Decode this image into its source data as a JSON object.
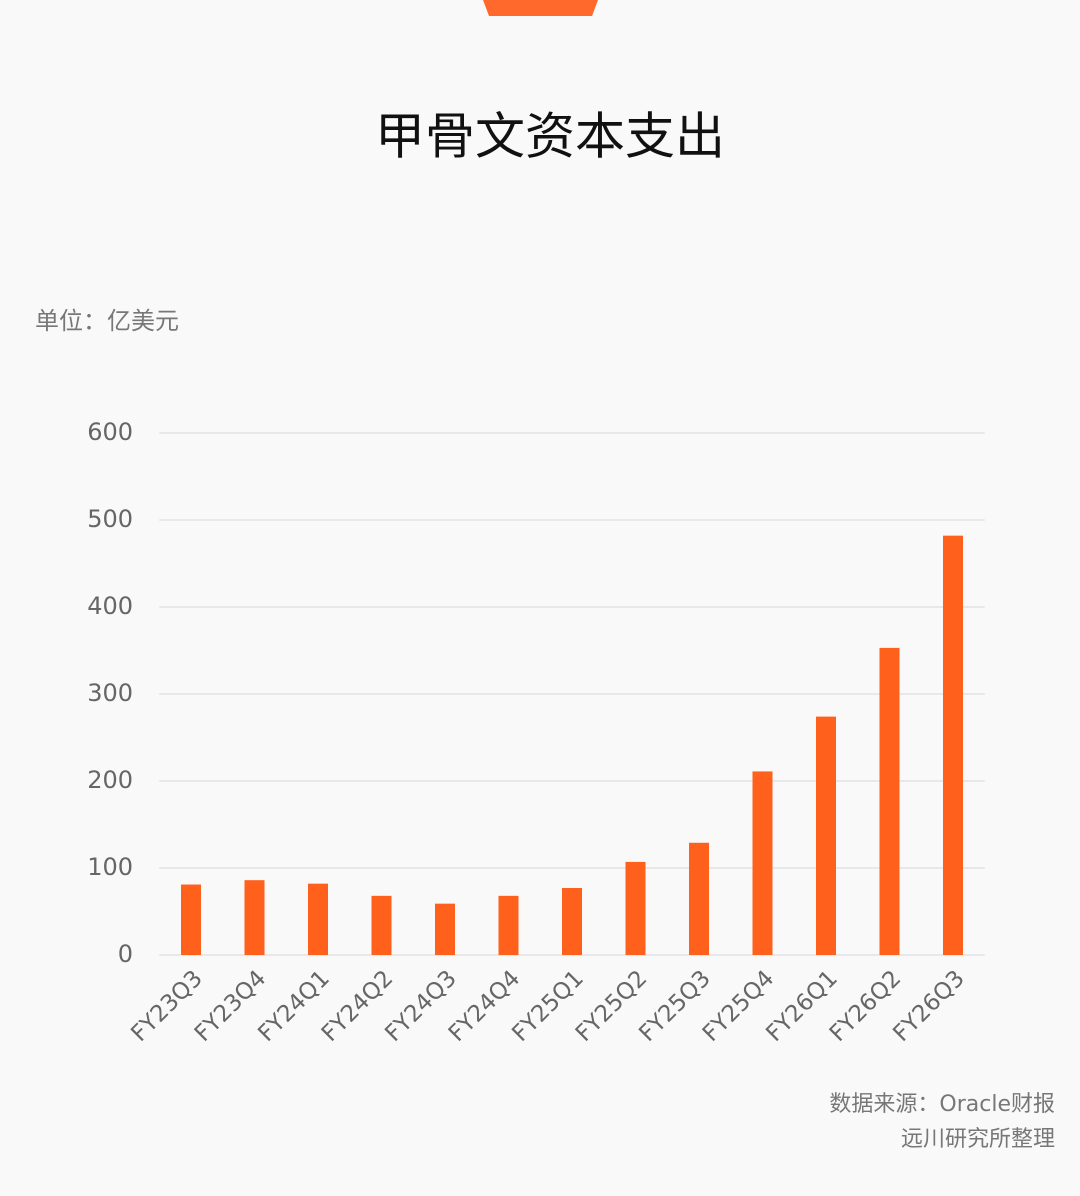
{
  "chart_data": {
    "type": "bar",
    "title": "甲骨文资本支出",
    "unit_label": "单位：亿美元",
    "categories": [
      "FY23Q3",
      "FY23Q4",
      "FY24Q1",
      "FY24Q2",
      "FY24Q3",
      "FY24Q4",
      "FY25Q1",
      "FY25Q2",
      "FY25Q3",
      "FY25Q4",
      "FY26Q1",
      "FY26Q2",
      "FY26Q3"
    ],
    "values": [
      81,
      86,
      82,
      68,
      59,
      68,
      77,
      107,
      129,
      211,
      274,
      353,
      482
    ],
    "color": "#ff601c",
    "ylim": [
      0,
      600
    ],
    "yticks": [
      0,
      100,
      200,
      300,
      400,
      500,
      600
    ],
    "grid": true,
    "source": [
      "数据来源：Oracle财报",
      "远川研究所整理"
    ]
  }
}
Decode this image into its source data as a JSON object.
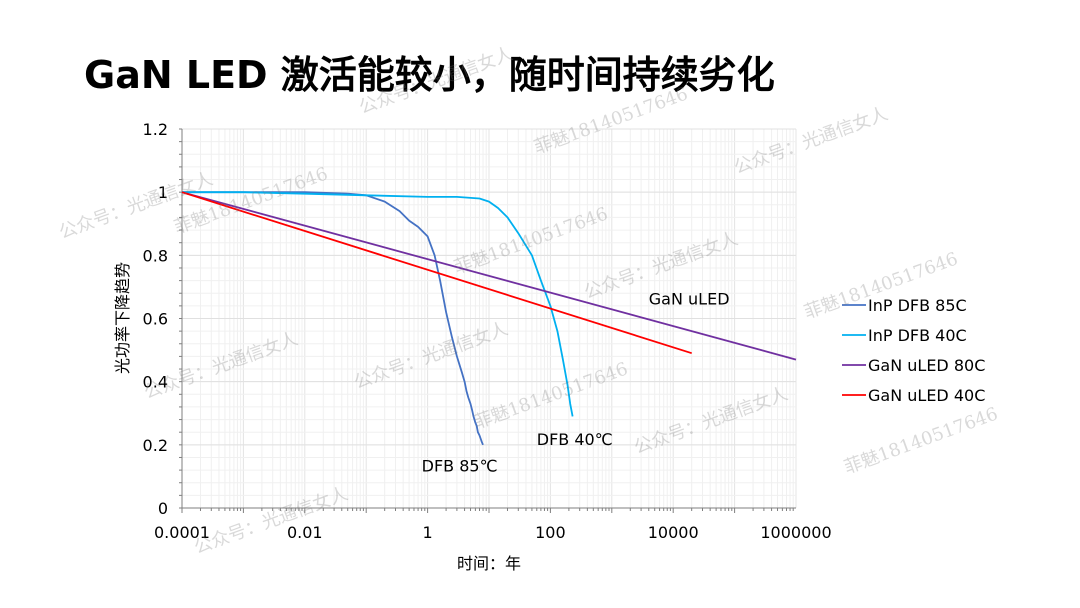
{
  "title": "GaN LED 激活能较小，随时间持续劣化",
  "watermarks": [
    "公众号：光通信女人",
    "菲魅18140517646",
    "公众号：光通信女人",
    "菲魅18140517646",
    "公众号：光通信女人",
    "菲魅18140517646",
    "公众号：光通信女人",
    "菲魅18140517646",
    "公众号：光通信女人",
    "公众号：光通信女人",
    "菲魅18140517646",
    "公众号：光通信女人",
    "菲魅18140517646",
    "公众号：光通信女人"
  ],
  "chart_data": {
    "type": "line",
    "xlabel": "时间：年",
    "ylabel": "光功率下降趋势",
    "xscale": "log",
    "xlim": [
      0.0001,
      1000000
    ],
    "ylim": [
      0,
      1.2
    ],
    "x_ticks": [
      "0.0001",
      "0.01",
      "1",
      "100",
      "10000",
      "1000000"
    ],
    "y_ticks": [
      "0",
      "0.2",
      "0.4",
      "0.6",
      "0.8",
      "1",
      "1.2"
    ],
    "grid": true,
    "legend_position": "right",
    "series": [
      {
        "name": "InP DFB 85C",
        "color": "#4472C4",
        "x": [
          0.0001,
          0.001,
          0.01,
          0.05,
          0.1,
          0.2,
          0.35,
          0.5,
          0.7,
          1,
          1.3,
          1.6,
          2,
          2.5,
          3,
          3.6,
          4,
          4.3,
          4.6,
          5,
          5.3,
          5.6,
          6,
          6.3,
          6.6,
          7,
          7.3,
          7.6,
          8
        ],
        "y": [
          1.0,
          1.0,
          1.0,
          0.995,
          0.99,
          0.97,
          0.94,
          0.91,
          0.89,
          0.86,
          0.8,
          0.72,
          0.62,
          0.54,
          0.48,
          0.43,
          0.4,
          0.37,
          0.35,
          0.33,
          0.31,
          0.29,
          0.27,
          0.26,
          0.24,
          0.23,
          0.22,
          0.21,
          0.2
        ]
      },
      {
        "name": "InP DFB 40C",
        "color": "#00B0F0",
        "x": [
          0.0001,
          0.001,
          0.01,
          0.1,
          1,
          3,
          7,
          10,
          14,
          20,
          30,
          50,
          70,
          100,
          130,
          160,
          190,
          210,
          230
        ],
        "y": [
          1.0,
          1.0,
          0.995,
          0.99,
          0.985,
          0.985,
          0.98,
          0.97,
          0.95,
          0.92,
          0.87,
          0.8,
          0.72,
          0.64,
          0.56,
          0.47,
          0.39,
          0.33,
          0.29
        ]
      },
      {
        "name": "GaN uLED 80C",
        "color": "#7030A0",
        "x": [
          0.0001,
          1000000
        ],
        "y": [
          1.0,
          0.47
        ]
      },
      {
        "name": "GaN uLED 40C",
        "color": "#FF0000",
        "x": [
          0.0001,
          20000
        ],
        "y": [
          1.0,
          0.49
        ]
      }
    ],
    "annotations": [
      {
        "text": "GaN uLED",
        "x": 4000,
        "y": 0.645
      },
      {
        "text": "DFB 40℃",
        "x": 60,
        "y": 0.2
      },
      {
        "text": "DFB 85℃",
        "x": 0.8,
        "y": 0.115
      }
    ]
  }
}
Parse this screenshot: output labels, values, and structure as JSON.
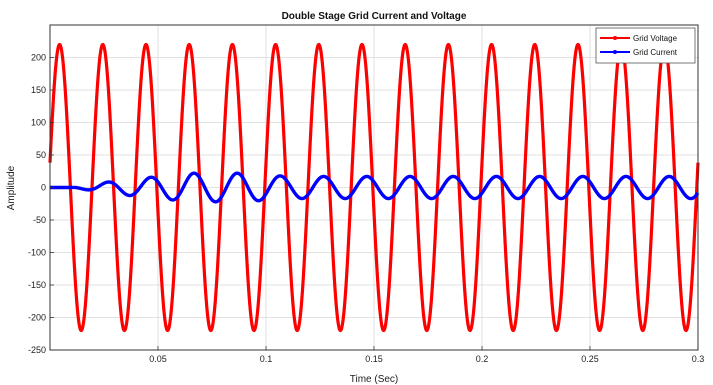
{
  "chart_data": {
    "type": "line",
    "title": "Double Stage Grid Current and Voltage",
    "xlabel": "Time (Sec)",
    "ylabel": "Amplitude",
    "xlim": [
      0,
      0.3
    ],
    "ylim": [
      -250,
      250
    ],
    "xticks": [
      0.05,
      0.1,
      0.15,
      0.2,
      0.25,
      0.3
    ],
    "xtick_labels": [
      "0.05",
      "0.1",
      "0.15",
      "0.2",
      "0.25",
      "0.3"
    ],
    "yticks": [
      200,
      150,
      100,
      50,
      0,
      -50,
      -100,
      -150,
      -200,
      -250
    ],
    "ytick_labels": [
      "200",
      "150",
      "100",
      "50",
      "0",
      "-50",
      "-100",
      "-150",
      "-200",
      "-250"
    ],
    "grid": true,
    "legend_position": "top-right",
    "series": [
      {
        "name": "Grid Voltage",
        "color": "#ff0000",
        "kind": "sinusoid",
        "amplitude": 220,
        "frequency_hz": 50,
        "phase_deg": 10,
        "x_range": [
          0,
          0.3
        ]
      },
      {
        "name": "Grid Current",
        "color": "#0000ff",
        "kind": "sinusoid",
        "amplitude_envelope": [
          [
            0.0,
            0
          ],
          [
            0.01,
            0
          ],
          [
            0.03,
            10
          ],
          [
            0.065,
            22
          ],
          [
            0.09,
            22
          ],
          [
            0.11,
            17
          ],
          [
            0.3,
            17
          ]
        ],
        "frequency_hz": 50,
        "phase_deg": -30,
        "x_range": [
          0,
          0.3
        ]
      }
    ]
  }
}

════════════════════

Aim of the task » Print every entry exactly as written, without the pictures.

Task solution »
Decode this image into its source data as a JSON object.
{
  "chart_data": {
    "type": "bar",
    "title": "甲骨文资本支出",
    "unit_label": "单位：亿美元",
    "categories": [
      "FY23Q3",
      "FY23Q4",
      "FY24Q1",
      "FY24Q2",
      "FY24Q3",
      "FY24Q4",
      "FY25Q1",
      "FY25Q2",
      "FY25Q3",
      "FY25Q4",
      "FY26Q1",
      "FY26Q2",
      "FY26Q3"
    ],
    "values": [
      81,
      86,
      82,
      68,
      59,
      68,
      77,
      107,
      129,
      211,
      274,
      353,
      482
    ],
    "color": "#ff601c",
    "ylim": [
      0,
      600
    ],
    "yticks": [
      0,
      100,
      200,
      300,
      400,
      500,
      600
    ],
    "grid": true,
    "source": [
      "数据来源：Oracle财报",
      "远川研究所整理"
    ]
  }
}
Decode this image into its source data as a JSON object.
{
  "title": "GaN LED 激活能较小，随时间持续劣化",
  "watermarks": [
    "公众号：光通信女人",
    "菲魅18140517646",
    "公众号：光通信女人",
    "菲魅18140517646",
    "公众号：光通信女人",
    "菲魅18140517646",
    "公众号：光通信女人",
    "菲魅18140517646",
    "公众号：光通信女人",
    "公众号：光通信女人",
    "菲魅18140517646",
    "公众号：光通信女人",
    "菲魅18140517646",
    "公众号：光通信女人"
  ],
  "chart_data": {
    "type": "line",
    "xlabel": "时间：年",
    "ylabel": "光功率下降趋势",
    "xscale": "log",
    "xlim": [
      0.0001,
      1000000
    ],
    "ylim": [
      0,
      1.2
    ],
    "x_ticks": [
      "0.0001",
      "0.01",
      "1",
      "100",
      "10000",
      "1000000"
    ],
    "y_ticks": [
      "0",
      "0.2",
      "0.4",
      "0.6",
      "0.8",
      "1",
      "1.2"
    ],
    "grid": true,
    "legend_position": "right",
    "series": [
      {
        "name": "InP DFB 85C",
        "color": "#4472C4",
        "x": [
          0.0001,
          0.001,
          0.01,
          0.05,
          0.1,
          0.2,
          0.35,
          0.5,
          0.7,
          1,
          1.3,
          1.6,
          2,
          2.5,
          3,
          3.6,
          4,
          4.3,
          4.6,
          5,
          5.3,
          5.6,
          6,
          6.3,
          6.6,
          7,
          7.3,
          7.6,
          8
        ],
        "y": [
          1.0,
          1.0,
          1.0,
          0.995,
          0.99,
          0.97,
          0.94,
          0.91,
          0.89,
          0.86,
          0.8,
          0.72,
          0.62,
          0.54,
          0.48,
          0.43,
          0.4,
          0.37,
          0.35,
          0.33,
          0.31,
          0.29,
          0.27,
          0.26,
          0.24,
          0.23,
          0.22,
          0.21,
          0.2
        ]
      },
      {
        "name": "InP DFB 40C",
        "color": "#00B0F0",
        "x": [
          0.0001,
          0.001,
          0.01,
          0.1,
          1,
          3,
          7,
          10,
          14,
          20,
          30,
          50,
          70,
          100,
          130,
          160,
          190,
          210,
          230
        ],
        "y": [
          1.0,
          1.0,
          0.995,
          0.99,
          0.985,
          0.985,
          0.98,
          0.97,
          0.95,
          0.92,
          0.87,
          0.8,
          0.72,
          0.64,
          0.56,
          0.47,
          0.39,
          0.33,
          0.29
        ]
      },
      {
        "name": "GaN uLED 80C",
        "color": "#7030A0",
        "x": [
          0.0001,
          1000000
        ],
        "y": [
          1.0,
          0.47
        ]
      },
      {
        "name": "GaN uLED 40C",
        "color": "#FF0000",
        "x": [
          0.0001,
          20000
        ],
        "y": [
          1.0,
          0.49
        ]
      }
    ],
    "annotations": [
      {
        "text": "GaN uLED",
        "x": 4000,
        "y": 0.645
      },
      {
        "text": "DFB 40℃",
        "x": 60,
        "y": 0.2
      },
      {
        "text": "DFB 85℃",
        "x": 0.8,
        "y": 0.115
      }
    ]
  }
}
Parse this screenshot: output labels, values, and structure as JSON.
{
  "chart_data": {
    "type": "line",
    "title": "Double Stage Grid Current and Voltage",
    "xlabel": "Time (Sec)",
    "ylabel": "Amplitude",
    "xlim": [
      0,
      0.3
    ],
    "ylim": [
      -250,
      250
    ],
    "xticks": [
      0.05,
      0.1,
      0.15,
      0.2,
      0.25,
      0.3
    ],
    "xtick_labels": [
      "0.05",
      "0.1",
      "0.15",
      "0.2",
      "0.25",
      "0.3"
    ],
    "yticks": [
      200,
      150,
      100,
      50,
      0,
      -50,
      -100,
      -150,
      -200,
      -250
    ],
    "ytick_labels": [
      "200",
      "150",
      "100",
      "50",
      "0",
      "-50",
      "-100",
      "-150",
      "-200",
      "-250"
    ],
    "grid": true,
    "legend_position": "top-right",
    "series": [
      {
        "name": "Grid Voltage",
        "color": "#ff0000",
        "kind": "sinusoid",
        "amplitude": 220,
        "frequency_hz": 50,
        "phase_deg": 10,
        "x_range": [
          0,
          0.3
        ]
      },
      {
        "name": "Grid Current",
        "color": "#0000ff",
        "kind": "sinusoid",
        "amplitude_envelope": [
          [
            0.0,
            0
          ],
          [
            0.01,
            0
          ],
          [
            0.03,
            10
          ],
          [
            0.065,
            22
          ],
          [
            0.09,
            22
          ],
          [
            0.11,
            17
          ],
          [
            0.3,
            17
          ]
        ],
        "frequency_hz": 50,
        "phase_deg": -30,
        "x_range": [
          0,
          0.3
        ]
      }
    ]
  }
}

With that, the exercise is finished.